Problem description:
Write out every entry in full. Leave nothing out.

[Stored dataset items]

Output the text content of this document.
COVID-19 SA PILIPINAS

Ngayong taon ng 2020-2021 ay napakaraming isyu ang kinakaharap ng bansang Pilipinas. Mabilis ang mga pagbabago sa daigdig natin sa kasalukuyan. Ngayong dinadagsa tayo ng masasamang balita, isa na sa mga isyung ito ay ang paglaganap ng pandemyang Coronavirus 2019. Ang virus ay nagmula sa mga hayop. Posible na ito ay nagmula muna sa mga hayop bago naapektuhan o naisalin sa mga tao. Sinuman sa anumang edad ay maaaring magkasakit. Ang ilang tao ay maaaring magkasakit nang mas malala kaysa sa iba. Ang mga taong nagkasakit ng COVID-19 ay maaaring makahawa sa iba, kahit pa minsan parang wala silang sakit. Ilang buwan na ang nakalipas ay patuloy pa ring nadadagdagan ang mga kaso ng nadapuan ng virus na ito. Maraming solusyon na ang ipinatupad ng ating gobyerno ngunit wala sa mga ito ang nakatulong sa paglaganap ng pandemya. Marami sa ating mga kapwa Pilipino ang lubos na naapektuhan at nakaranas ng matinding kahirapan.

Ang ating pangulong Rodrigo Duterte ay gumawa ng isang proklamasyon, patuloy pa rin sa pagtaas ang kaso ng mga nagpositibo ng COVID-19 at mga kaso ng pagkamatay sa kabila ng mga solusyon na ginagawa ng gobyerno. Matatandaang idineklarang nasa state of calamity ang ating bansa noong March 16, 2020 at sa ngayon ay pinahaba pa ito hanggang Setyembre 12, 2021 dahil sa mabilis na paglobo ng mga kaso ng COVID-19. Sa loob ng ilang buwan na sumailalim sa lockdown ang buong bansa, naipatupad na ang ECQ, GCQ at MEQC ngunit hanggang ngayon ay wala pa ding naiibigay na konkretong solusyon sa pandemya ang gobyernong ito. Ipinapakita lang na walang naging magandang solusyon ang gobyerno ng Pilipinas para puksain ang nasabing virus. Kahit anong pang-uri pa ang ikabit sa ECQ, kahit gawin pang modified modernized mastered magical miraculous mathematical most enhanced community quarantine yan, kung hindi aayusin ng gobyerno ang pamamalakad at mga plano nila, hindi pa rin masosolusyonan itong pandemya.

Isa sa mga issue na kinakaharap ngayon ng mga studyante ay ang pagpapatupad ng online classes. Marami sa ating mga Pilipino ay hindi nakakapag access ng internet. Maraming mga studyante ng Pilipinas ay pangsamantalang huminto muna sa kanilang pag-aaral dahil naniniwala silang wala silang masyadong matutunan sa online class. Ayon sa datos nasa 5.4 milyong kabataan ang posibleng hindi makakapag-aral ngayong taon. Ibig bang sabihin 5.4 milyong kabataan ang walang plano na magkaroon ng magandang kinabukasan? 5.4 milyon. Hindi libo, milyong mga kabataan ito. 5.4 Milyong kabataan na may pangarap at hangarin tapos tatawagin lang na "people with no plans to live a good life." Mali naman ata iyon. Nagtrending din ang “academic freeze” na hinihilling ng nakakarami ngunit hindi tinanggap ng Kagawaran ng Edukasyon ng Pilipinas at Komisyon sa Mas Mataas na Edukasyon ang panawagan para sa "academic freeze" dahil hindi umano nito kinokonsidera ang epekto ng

Written solution:
Output the text content of this document.
COVID-19 SA PILIPINAS

Ngayong taon ng 2020-2021 ay napakaraming isyu ang kinakaharap ng bansang Pilipinas. Mabilis ang mga pagbabago sa daigdig natin sa kasalukuyan. Ngayong dinadagsa tayo ng masasamang balita, isa na sa mga isyung ito ay ang paglaganap ng pandemyang Coronavirus 2019. Ang virus ay nagmula sa mga hayop. Posible na ito ay nagmula muna sa mga hayop bago naapektuhan o naisalin sa mga tao. Sinuman sa anumang edad ay maaaring magkasakit. Ang ilang tao ay maaaring magkasakit nang mas malala kaysa sa iba. Ang mga taong nagkasakit ng COVID-19 ay maaaring makahawa sa iba, kahit pa minsan parang wala silang sakit. Ilang buwan na ang nakalipas ay patuloy pa ring nadadagdagan ang mga kaso ng nadapuan ng virus na ito. Maraming solusyon na ang ipinatupad ng ating gobyerno ngunit wala sa mga ito ang nakatulong sa paglaganap ng pandemya. Marami sa ating mga kapwa Pilipino ang lubos na naapektuhan at nakaranas ng matinding kahirapan.

Ang ating pangulong Rodrigo Duterte ay gumawa ng isang proklamasyon, patuloy pa rin sa pagtaas ang kaso ng mga nagpositibo ng COVID-19 at mga kaso ng pagkamatay sa kabila ng mga solusyon na ginagawa ng gobyerno. Matatandaang idineklarang nasa state of calamity ang ating bansa noong March 16, 2020 at sa ngayon ay pinahaba pa ito hanggang Setyembre 12, 2021 dahil sa mabilis na paglobo ng mga kaso ng COVID-19. Sa loob ng ilang buwan na sumailalim sa lockdown ang buong bansa, naipatupad na ang ECQ, GCQ at MEQC ngunit hanggang ngayon ay wala pa ding naiibigay na konkretong solusyon sa pandemya ang gobyernong ito. Ipinapakita lang na walang naging magandang solusyon ang gobyerno ng Pilipinas para puksain ang nasabing virus. Kahit anong pang-uri pa ang ikabit sa ECQ, kahit gawin pang modified modernized mastered magical miraculous mathematical most enhanced community quarantine yan, kung hindi aayusin ng gobyerno ang pamamalakad at mga plano nila, hindi pa rin masosolusyonan itong pandemya.

Isa sa mga issue na kinakaharap ngayon ng mga studyante ay ang pagpapatupad ng online classes. Marami sa ating mga Pilipino ay hindi nakakapag access ng internet. Maraming mga studyante ng Pilipinas ay pangsamantalang huminto muna sa kanilang pag-aaral dahil naniniwala silang wala silang masyadong matutunan sa online class. Ayon sa datos nasa 5.4 milyong kabataan ang posibleng hindi makakapag-aral ngayong taon. Ibig bang sabihin 5.4 milyong kabataan ang walang plano na magkaroon ng magandang kinabukasan? 5.4 milyon. Hindi libo, milyong mga kabataan ito. 5.4 Milyong kabataan na may pangarap at hangarin tapos tatawagin lang na "people with no plans to live a good life." Mali naman ata iyon. Nagtrending din ang “academic freeze” na hinihilling ng nakakarami ngunit hindi tinanggap ng Kagawaran ng Edukasyon ng Pilipinas at Komisyon sa Mas Mataas na Edukasyon ang panawagan para sa "academic freeze" dahil hindi umano nito kinokonsidera ang epekto ng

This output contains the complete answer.